## TASK PROMPT
State how many lines of the entries below hold the word "окончании"; reply with nothing but the number.

## DATASET ENTRIES
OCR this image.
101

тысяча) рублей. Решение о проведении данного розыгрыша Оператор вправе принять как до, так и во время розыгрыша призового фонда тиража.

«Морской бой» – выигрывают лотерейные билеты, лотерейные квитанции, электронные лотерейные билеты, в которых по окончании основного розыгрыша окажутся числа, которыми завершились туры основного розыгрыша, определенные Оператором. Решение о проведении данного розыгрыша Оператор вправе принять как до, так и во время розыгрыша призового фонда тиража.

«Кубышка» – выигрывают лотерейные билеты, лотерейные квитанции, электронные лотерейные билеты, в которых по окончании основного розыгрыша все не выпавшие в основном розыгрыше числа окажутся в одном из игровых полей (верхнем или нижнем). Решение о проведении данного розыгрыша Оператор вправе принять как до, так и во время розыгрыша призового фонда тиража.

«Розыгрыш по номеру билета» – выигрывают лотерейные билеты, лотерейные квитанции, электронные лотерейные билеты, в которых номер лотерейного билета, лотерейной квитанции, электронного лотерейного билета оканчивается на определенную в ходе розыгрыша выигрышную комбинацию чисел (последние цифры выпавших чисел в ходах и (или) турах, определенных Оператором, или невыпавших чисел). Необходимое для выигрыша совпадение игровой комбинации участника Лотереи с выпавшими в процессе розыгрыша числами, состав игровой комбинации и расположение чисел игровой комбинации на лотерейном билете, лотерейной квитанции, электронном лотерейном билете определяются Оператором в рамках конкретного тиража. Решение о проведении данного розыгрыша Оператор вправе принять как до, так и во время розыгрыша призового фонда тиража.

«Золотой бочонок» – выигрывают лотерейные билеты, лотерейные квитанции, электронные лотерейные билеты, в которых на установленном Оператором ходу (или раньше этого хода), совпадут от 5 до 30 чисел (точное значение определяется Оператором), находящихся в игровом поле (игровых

## TASK SOLUTION
2